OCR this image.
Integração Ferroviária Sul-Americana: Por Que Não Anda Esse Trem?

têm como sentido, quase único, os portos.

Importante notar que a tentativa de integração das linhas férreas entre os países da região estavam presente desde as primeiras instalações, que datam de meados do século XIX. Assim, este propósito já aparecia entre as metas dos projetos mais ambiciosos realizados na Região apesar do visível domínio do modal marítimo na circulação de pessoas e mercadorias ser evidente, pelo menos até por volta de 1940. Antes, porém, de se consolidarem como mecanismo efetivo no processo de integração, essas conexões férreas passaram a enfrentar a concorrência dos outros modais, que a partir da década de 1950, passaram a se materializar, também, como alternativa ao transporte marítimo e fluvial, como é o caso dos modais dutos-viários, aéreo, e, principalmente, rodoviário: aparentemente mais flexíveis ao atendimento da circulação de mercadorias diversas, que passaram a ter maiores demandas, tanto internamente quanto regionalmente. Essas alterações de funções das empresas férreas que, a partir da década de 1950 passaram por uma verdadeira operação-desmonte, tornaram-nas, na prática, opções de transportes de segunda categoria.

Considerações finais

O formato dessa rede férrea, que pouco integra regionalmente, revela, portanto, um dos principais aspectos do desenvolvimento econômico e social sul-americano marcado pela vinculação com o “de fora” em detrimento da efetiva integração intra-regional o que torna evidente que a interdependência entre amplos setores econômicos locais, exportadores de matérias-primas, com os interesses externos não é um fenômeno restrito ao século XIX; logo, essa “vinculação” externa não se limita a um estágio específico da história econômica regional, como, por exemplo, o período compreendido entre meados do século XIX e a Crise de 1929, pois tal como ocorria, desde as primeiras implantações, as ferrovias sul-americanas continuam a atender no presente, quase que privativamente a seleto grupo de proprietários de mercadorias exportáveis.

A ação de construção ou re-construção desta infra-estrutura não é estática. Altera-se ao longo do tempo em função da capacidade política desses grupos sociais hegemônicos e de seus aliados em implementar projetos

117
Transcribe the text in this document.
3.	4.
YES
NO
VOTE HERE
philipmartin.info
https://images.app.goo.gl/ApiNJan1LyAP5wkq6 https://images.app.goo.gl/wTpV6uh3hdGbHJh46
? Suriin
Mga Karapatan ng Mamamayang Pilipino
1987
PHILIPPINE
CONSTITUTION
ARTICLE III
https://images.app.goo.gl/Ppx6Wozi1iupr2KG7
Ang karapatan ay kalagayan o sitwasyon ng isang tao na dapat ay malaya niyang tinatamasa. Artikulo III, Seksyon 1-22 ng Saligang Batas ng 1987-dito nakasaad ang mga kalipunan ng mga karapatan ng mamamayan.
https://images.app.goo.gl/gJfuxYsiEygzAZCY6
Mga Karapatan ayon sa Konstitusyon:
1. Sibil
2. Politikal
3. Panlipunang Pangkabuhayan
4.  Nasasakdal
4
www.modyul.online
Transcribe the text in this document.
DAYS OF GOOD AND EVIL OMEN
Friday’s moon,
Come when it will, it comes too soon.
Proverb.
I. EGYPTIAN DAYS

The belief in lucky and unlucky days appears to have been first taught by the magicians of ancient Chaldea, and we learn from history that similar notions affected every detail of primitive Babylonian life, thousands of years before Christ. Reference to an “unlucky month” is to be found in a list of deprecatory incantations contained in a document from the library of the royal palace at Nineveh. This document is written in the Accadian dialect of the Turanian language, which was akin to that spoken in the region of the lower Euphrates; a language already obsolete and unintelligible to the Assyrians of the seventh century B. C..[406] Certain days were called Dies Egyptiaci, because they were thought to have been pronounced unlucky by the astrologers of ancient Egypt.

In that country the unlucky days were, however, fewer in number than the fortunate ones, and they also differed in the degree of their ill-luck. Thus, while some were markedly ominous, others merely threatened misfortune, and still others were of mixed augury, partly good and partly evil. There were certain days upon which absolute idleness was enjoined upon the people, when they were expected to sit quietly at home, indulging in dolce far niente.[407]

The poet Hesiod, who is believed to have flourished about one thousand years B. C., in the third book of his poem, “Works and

What the task asks: Filter the records for lines holding the string "quase". Copy each one.

Exercise solution:
têm como sentido, quase único, os portos.
O formato dessa rede férrea, que pouco integra regionalmente, revela, portanto, um dos principais aspectos do desenvolvimento econômico e social sul-americano marcado pela vinculação com o “de fora” em detrimento da efetiva integração intra-regional o que torna evidente que a interdependência entre amplos setores econômicos locais, exportadores de matérias-primas, com os interesses externos não é um fenômeno restrito ao século XIX; logo, essa “vinculação” externa não se limita a um estágio específico da história econômica regional, como, por exemplo, o período compreendido entre meados do século XIX e a Crise de 1929, pois tal como ocorria, desde as primeiras implantações, as ferrovias sul-americanas continuam a atender no presente, quase que privativamente a seleto grupo de proprietários de mercadorias exportáveis.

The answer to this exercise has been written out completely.